* [DIRECTIONS FOR THIS TASK] Write out the records beneath this line exactly as they appear, minus any images.

* [INPUT]
☆ ☆ ☆ ☆ ☆

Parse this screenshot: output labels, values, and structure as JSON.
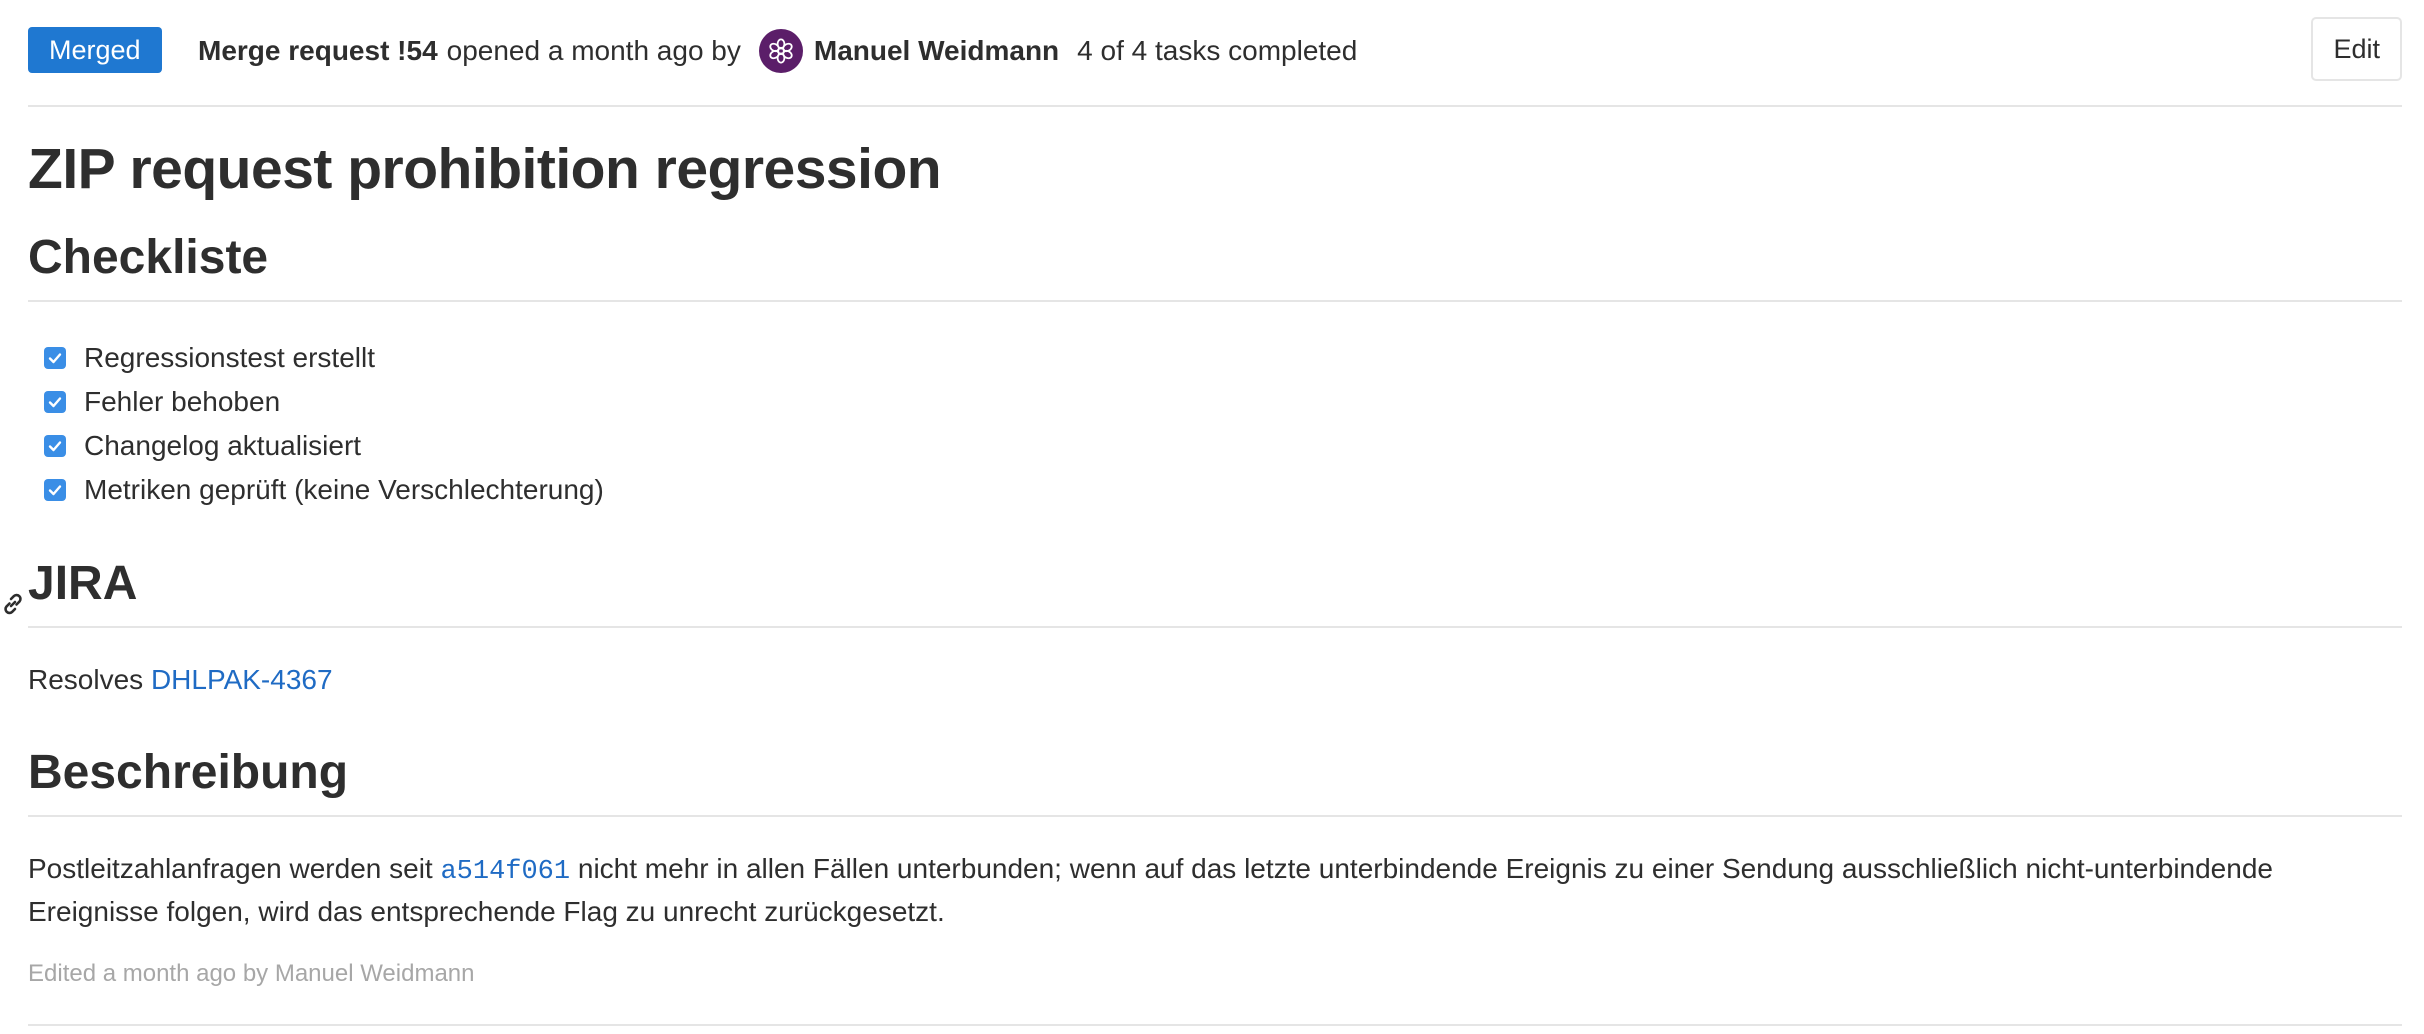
{
  "header": {
    "status": "Merged",
    "mr_ref": "Merge request !54",
    "opened_text": "opened a month ago by",
    "author": "Manuel Weidmann",
    "tasks_status": "4 of 4 tasks completed",
    "edit_label": "Edit"
  },
  "title": "ZIP request prohibition regression",
  "checklist": {
    "heading": "Checkliste",
    "items": [
      {
        "label": "Regressionstest erstellt",
        "checked": true
      },
      {
        "label": "Fehler behoben",
        "checked": true
      },
      {
        "label": "Changelog aktualisiert",
        "checked": true
      },
      {
        "label": "Metriken geprüft (keine Verschlechterung)",
        "checked": true
      }
    ]
  },
  "jira": {
    "heading": "JIRA",
    "prefix": "Resolves",
    "issue_link": "DHLPAK-4367"
  },
  "description": {
    "heading": "Beschreibung",
    "text_before": "Postleitzahlanfragen werden seit",
    "commit_link": "a514f061",
    "text_after": "nicht mehr in allen Fällen unterbunden; wenn auf das letzte unterbindende Ereignis zu einer Sendung ausschließlich nicht-unterbindende Ereignisse folgen, wird das entsprechende Flag zu unrecht zurückgesetzt."
  },
  "edited_note": "Edited a month ago by Manuel Weidmann",
  "colors": {
    "merged_badge": "#1f78d1",
    "link": "#1f6bc4",
    "checkbox": "#3a8ee6",
    "avatar_bg": "#5b1e69"
  },
  "icons": {
    "avatar": "flower-avatar-icon",
    "anchor": "link-icon",
    "checkbox": "checkmark-icon"
  }
}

☆ ☆ ☆ ☆ ☆

* [SOLUTION TO THE EXERCISE]
Parse this screenshot: output labels, values, and structure as JSON.
{
  "header": {
    "status": "Merged",
    "mr_ref": "Merge request !54",
    "opened_text": "opened a month ago by",
    "author": "Manuel Weidmann",
    "tasks_status": "4 of 4 tasks completed",
    "edit_label": "Edit"
  },
  "title": "ZIP request prohibition regression",
  "checklist": {
    "heading": "Checkliste",
    "items": [
      {
        "label": "Regressionstest erstellt",
        "checked": true
      },
      {
        "label": "Fehler behoben",
        "checked": true
      },
      {
        "label": "Changelog aktualisiert",
        "checked": true
      },
      {
        "label": "Metriken geprüft (keine Verschlechterung)",
        "checked": true
      }
    ]
  },
  "jira": {
    "heading": "JIRA",
    "prefix": "Resolves",
    "issue_link": "DHLPAK-4367"
  },
  "description": {
    "heading": "Beschreibung",
    "text_before": "Postleitzahlanfragen werden seit",
    "commit_link": "a514f061",
    "text_after": "nicht mehr in allen Fällen unterbunden; wenn auf das letzte unterbindende Ereignis zu einer Sendung ausschließlich nicht-unterbindende Ereignisse folgen, wird das entsprechende Flag zu unrecht zurückgesetzt."
  },
  "edited_note": "Edited a month ago by Manuel Weidmann",
  "colors": {
    "merged_badge": "#1f78d1",
    "link": "#1f6bc4",
    "checkbox": "#3a8ee6",
    "avatar_bg": "#5b1e69"
  },
  "icons": {
    "avatar": "flower-avatar-icon",
    "anchor": "link-icon",
    "checkbox": "checkmark-icon"
  }
}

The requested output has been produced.